• Aim of the exercise
Reproduce the passage on worst-case execution time analysis word for word.

• Text extract
Estimating the Worst Case Execution Time (WCET) of a program is an important problem. WCET analysis computes an upper bound on the program's execution time on a particular processor for all possible inputs. The immediate motivation of this problem lies in the design of real-time embedded systems. Typically an embedded system contains processor(s) running specific application programs and communicating with the external environment in a timely fashion. Many embedded systems are safety critical, e.g., automobiles and power plant applications. The designers of such embedded systems must ensure that all the real-time constraints are satisfied. Real-time constraints impose hard deadlines on the execution time of embedded software. WCET analysis of the program can guarantee that these deadlines are met. Due to its inherent importance in embedded system design, timing analysis of embedded software has been extensively studied. Accurate timing analysis critically depends on modeling the effects of the underlying micro-architecture. Ignoring the micro-architecture can produce extremely pessimistic time bounds. This is particularly so because modern processors employ advanced micro-architectural features such as pipelining, caching, and speculative execution to speed up program execution. Therefore, to obtain safe but tight WCET estimate of a program, we need to model the complex timing effects of pipelining, caching and branch prediction.

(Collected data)
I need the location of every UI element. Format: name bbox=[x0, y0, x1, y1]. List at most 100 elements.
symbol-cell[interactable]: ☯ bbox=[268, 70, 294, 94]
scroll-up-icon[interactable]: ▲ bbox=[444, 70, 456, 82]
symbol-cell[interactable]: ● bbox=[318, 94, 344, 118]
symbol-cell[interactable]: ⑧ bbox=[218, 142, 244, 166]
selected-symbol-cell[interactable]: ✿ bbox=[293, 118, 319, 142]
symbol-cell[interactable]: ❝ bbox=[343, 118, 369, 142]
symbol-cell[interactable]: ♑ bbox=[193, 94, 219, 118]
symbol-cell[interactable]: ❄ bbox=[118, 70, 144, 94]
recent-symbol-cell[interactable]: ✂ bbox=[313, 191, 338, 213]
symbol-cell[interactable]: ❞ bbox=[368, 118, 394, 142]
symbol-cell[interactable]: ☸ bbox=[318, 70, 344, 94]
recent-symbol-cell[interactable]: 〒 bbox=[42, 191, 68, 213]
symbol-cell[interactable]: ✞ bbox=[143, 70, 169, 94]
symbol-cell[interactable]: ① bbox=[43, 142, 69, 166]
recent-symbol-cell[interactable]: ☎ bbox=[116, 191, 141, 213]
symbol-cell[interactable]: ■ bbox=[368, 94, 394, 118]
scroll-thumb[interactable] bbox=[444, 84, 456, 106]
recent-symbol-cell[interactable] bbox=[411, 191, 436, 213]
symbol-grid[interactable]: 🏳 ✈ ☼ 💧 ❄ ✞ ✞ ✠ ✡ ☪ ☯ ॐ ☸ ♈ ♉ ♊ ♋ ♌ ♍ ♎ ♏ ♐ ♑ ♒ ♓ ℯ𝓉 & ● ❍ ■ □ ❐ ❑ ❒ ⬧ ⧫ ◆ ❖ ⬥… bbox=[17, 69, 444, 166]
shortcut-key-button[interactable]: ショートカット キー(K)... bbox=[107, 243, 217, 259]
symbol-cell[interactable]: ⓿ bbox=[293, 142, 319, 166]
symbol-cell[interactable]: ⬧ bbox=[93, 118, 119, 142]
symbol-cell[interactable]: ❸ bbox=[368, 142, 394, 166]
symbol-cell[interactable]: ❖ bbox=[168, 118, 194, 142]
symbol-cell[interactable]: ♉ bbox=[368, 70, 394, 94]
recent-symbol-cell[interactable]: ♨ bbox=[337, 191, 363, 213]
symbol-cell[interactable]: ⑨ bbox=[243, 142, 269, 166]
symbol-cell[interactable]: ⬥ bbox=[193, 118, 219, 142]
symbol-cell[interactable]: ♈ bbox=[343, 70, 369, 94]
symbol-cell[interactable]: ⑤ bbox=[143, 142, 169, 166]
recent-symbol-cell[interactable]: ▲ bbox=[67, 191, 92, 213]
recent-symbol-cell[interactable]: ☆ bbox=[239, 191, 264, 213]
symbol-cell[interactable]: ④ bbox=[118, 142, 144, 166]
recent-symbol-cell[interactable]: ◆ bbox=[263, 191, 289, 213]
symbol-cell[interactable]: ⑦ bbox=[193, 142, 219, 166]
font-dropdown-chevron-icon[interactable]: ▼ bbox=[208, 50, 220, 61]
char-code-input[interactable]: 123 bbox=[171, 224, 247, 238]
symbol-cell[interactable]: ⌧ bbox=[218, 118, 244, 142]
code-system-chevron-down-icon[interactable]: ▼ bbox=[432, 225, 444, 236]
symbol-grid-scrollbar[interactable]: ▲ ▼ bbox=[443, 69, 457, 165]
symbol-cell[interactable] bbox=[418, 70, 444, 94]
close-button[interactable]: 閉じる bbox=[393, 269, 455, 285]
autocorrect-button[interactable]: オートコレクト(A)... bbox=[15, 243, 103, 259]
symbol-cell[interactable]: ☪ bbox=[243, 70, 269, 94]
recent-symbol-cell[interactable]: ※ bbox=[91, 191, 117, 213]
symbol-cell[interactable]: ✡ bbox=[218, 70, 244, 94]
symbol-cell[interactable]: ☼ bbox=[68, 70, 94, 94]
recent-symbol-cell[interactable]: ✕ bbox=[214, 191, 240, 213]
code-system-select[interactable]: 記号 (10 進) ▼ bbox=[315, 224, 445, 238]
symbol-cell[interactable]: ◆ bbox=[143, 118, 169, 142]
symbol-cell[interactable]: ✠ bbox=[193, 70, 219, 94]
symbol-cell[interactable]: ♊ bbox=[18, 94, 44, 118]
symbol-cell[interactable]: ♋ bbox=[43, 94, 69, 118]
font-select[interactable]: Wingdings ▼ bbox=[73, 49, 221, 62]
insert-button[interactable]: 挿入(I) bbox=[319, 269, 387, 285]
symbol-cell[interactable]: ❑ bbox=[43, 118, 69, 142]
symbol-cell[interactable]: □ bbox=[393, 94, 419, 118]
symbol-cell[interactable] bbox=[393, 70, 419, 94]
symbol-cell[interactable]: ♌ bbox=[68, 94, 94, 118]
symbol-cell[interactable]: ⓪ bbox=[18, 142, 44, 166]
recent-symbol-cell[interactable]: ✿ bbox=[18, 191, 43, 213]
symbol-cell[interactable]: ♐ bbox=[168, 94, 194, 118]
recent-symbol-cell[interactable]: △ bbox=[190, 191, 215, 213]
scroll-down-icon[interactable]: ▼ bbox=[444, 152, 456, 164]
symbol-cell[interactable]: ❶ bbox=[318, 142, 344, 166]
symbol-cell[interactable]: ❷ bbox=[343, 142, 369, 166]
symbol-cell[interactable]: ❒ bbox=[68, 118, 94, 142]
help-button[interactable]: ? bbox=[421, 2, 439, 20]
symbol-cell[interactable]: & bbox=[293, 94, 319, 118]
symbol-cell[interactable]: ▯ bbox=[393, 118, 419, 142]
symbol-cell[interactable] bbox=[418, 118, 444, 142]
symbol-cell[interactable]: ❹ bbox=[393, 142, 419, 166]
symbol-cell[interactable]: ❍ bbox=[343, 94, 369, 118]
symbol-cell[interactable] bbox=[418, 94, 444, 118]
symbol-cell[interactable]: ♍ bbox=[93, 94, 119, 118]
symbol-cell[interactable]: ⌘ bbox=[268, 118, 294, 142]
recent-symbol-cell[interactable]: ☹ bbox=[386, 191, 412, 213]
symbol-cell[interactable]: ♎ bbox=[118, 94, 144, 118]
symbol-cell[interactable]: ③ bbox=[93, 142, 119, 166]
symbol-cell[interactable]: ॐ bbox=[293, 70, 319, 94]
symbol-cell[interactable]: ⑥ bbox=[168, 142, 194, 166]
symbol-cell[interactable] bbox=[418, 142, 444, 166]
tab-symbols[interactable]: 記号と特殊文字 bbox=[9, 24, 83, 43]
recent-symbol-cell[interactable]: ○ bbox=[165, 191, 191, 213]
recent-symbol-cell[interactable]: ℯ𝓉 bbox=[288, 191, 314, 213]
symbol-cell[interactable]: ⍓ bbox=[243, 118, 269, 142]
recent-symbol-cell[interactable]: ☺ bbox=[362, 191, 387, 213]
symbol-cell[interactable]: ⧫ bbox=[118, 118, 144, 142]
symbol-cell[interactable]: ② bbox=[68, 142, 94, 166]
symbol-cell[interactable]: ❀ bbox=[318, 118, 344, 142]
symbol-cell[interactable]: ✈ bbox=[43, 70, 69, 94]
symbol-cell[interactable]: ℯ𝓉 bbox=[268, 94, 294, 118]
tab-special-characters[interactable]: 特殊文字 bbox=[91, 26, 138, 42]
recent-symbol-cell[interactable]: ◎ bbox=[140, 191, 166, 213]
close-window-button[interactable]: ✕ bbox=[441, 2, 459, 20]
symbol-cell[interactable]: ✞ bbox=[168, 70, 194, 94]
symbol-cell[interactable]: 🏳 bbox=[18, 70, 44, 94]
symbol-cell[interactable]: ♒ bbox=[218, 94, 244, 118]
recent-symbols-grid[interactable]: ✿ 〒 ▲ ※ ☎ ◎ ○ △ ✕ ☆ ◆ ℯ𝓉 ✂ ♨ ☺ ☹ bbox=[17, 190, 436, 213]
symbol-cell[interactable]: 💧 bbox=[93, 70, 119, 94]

• The output
Estimating the Worst Case Execution Time (WCET) of a program is an important problem. WCET analysis computes an upper bound on the program's execution time on a particular processor for all possible inputs. The immediate motivation of this problem lies in the design of real-time embedded systems. Typically an embedded system contains processor(s) running specific application programs and communicating with the external environment in a timely fashion. Many embedded systems are safety critical, e.g., automobiles and power plant applications. The designers of such embedded systems must ensure that all the real-time constraints are satisfied. Real-time constraints impose hard deadlines on the execution time of embedded software. WCET analysis of the program can guarantee that these deadlines are met. Due to its inherent importance in embedded system design, timing analysis of embedded software has been extensively studied. Accurate timing analysis critically depends on modeling the effects of the underlying micro-architecture. Ignoring the micro-architecture can produce extremely pessimistic time bounds. This is particularly so because modern processors employ advanced micro-architectural features such as pipelining, caching, and speculative execution to speed up program execution. Therefore, to obtain safe but tight WCET estimate of a program, we need to model the complex timing effects of pipelining, caching and branch prediction.